What needs to be done: Read the listing below and copy out every line that holds "ability".

Dataset excerpts:
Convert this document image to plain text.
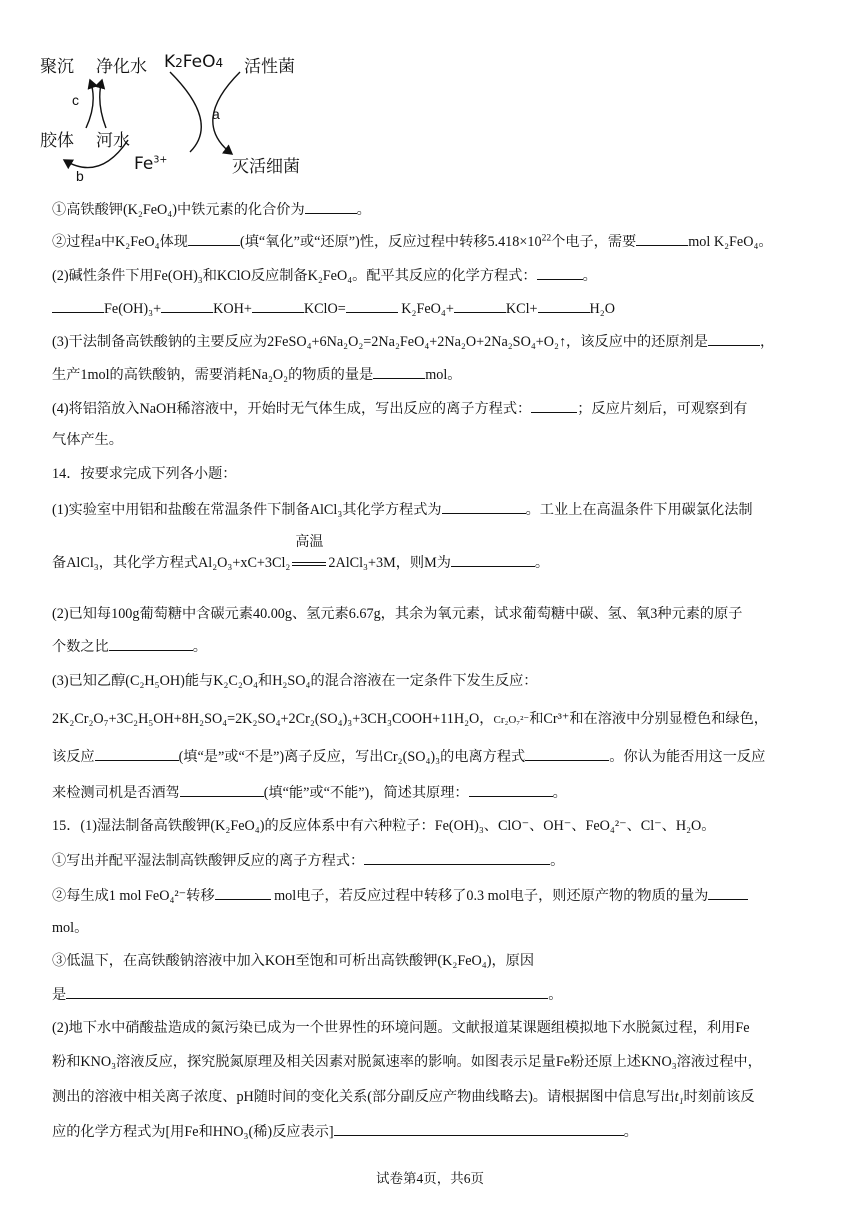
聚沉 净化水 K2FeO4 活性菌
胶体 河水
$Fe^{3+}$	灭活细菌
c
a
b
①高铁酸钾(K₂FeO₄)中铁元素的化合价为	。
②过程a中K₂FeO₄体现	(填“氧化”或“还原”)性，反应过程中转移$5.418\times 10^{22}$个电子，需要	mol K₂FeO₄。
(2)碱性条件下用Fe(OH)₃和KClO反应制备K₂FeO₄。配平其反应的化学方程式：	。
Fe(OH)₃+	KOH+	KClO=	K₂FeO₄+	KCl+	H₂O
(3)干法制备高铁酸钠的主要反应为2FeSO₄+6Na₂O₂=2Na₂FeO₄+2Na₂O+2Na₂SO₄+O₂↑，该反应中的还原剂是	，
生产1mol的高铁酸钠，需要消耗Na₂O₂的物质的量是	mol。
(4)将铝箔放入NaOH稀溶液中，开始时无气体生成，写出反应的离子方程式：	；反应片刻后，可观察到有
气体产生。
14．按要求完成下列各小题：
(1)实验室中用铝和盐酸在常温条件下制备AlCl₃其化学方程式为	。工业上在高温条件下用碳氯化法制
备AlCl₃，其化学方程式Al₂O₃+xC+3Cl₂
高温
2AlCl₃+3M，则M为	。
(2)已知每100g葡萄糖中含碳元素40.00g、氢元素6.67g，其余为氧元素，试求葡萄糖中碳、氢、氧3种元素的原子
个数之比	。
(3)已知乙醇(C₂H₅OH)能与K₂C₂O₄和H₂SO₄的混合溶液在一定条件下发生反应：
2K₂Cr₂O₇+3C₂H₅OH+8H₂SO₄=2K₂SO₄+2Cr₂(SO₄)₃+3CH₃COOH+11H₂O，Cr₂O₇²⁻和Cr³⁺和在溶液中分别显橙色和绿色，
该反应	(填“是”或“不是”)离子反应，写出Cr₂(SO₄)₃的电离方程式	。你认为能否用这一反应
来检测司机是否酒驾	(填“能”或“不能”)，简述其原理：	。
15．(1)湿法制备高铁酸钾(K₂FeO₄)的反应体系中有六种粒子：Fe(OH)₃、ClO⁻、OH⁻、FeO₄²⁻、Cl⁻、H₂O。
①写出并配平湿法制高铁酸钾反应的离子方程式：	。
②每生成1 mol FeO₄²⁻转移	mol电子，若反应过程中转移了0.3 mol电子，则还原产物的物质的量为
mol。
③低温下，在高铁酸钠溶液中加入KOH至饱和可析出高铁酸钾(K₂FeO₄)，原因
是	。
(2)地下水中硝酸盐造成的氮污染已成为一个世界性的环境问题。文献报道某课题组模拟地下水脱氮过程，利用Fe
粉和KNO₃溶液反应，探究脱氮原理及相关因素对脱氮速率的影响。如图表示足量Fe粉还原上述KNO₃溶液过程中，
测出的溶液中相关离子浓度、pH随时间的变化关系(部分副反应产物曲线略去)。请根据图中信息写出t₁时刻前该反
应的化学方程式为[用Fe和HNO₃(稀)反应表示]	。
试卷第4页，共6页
---
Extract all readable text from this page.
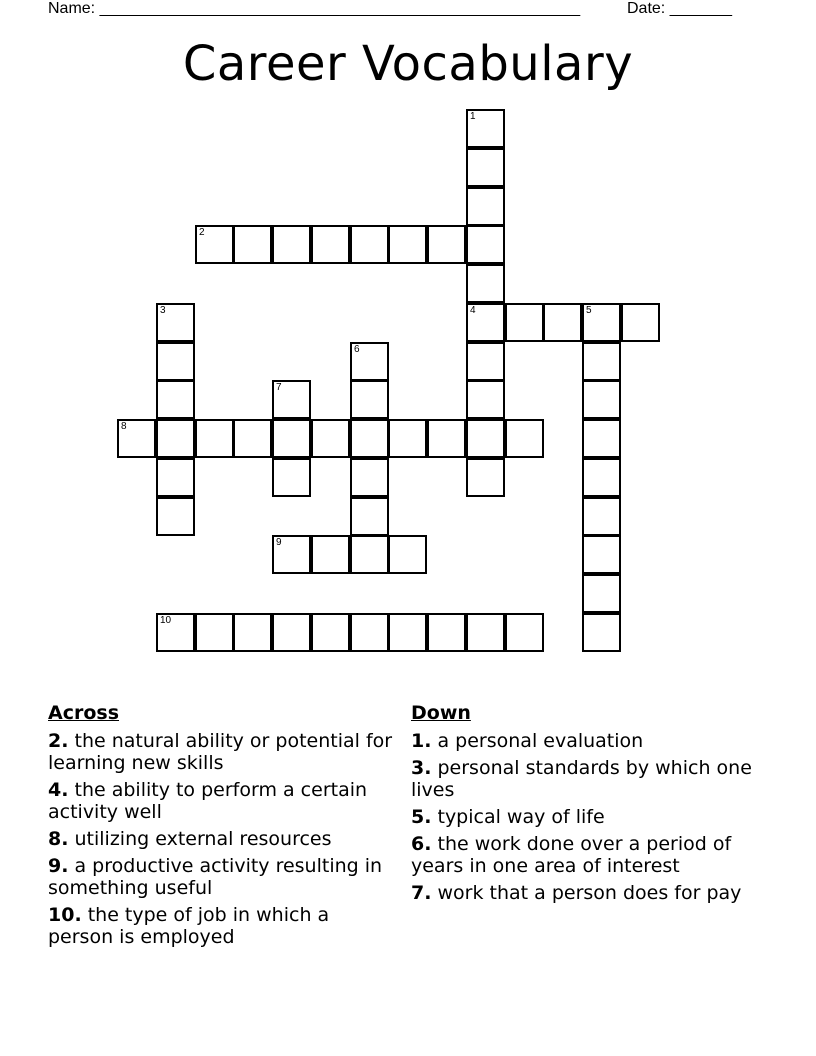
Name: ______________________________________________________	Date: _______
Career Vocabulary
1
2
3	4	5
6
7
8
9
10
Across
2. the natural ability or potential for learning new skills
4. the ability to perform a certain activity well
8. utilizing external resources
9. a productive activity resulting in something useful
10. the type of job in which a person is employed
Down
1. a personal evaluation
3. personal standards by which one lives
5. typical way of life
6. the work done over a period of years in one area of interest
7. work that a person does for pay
* * *
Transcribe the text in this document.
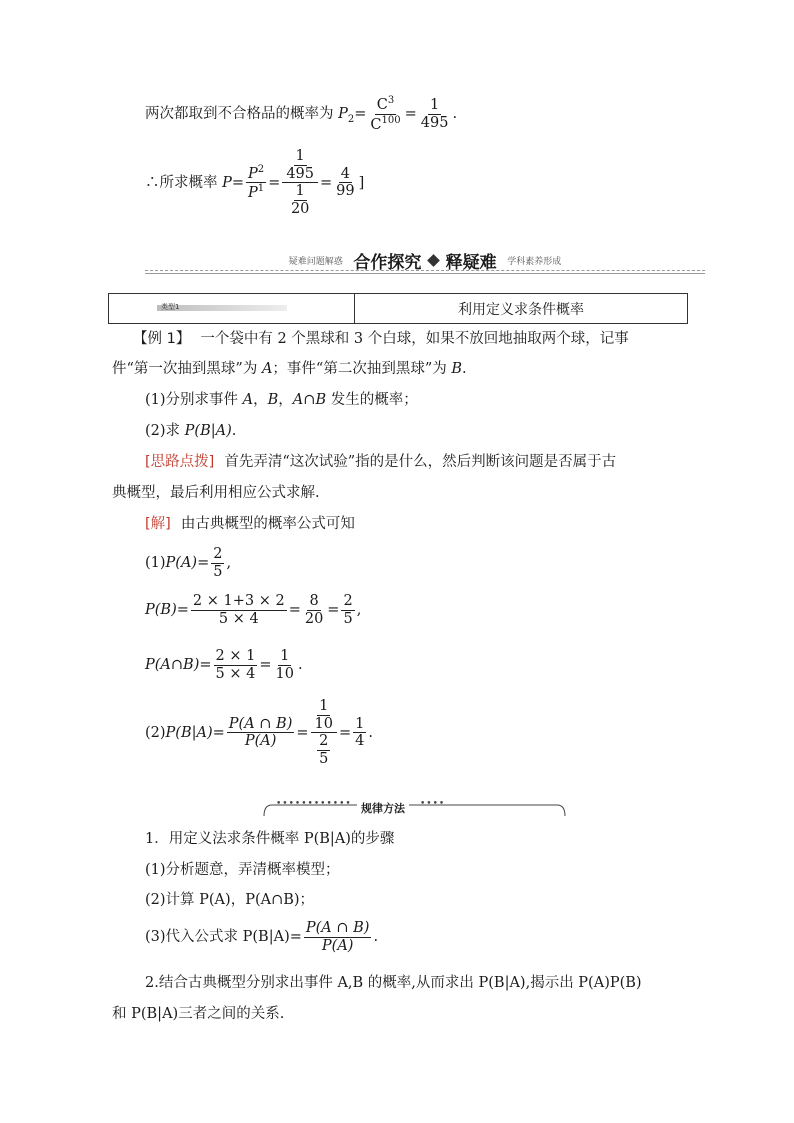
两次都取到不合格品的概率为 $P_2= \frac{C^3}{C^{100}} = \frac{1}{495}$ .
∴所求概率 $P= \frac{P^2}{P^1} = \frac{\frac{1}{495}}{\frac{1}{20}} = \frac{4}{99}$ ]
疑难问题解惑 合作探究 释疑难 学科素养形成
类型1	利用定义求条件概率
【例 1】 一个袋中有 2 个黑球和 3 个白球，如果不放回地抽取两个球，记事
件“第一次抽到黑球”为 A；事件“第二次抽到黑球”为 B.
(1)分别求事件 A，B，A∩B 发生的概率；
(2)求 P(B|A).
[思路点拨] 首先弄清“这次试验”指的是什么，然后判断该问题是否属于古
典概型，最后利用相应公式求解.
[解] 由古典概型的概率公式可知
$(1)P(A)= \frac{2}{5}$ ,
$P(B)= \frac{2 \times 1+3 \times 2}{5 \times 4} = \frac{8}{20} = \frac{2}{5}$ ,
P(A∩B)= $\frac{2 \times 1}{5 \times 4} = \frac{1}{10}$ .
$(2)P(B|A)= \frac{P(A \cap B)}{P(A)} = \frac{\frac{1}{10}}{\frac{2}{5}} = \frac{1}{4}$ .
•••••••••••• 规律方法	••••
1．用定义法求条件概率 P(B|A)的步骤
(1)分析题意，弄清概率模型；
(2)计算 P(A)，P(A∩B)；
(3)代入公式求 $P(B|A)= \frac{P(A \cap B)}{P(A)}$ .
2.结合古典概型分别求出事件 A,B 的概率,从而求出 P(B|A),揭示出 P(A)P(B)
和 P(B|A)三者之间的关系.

Result of the task:
2. the natural ability or potential for learning new skills
4. the ability to perform a certain activity well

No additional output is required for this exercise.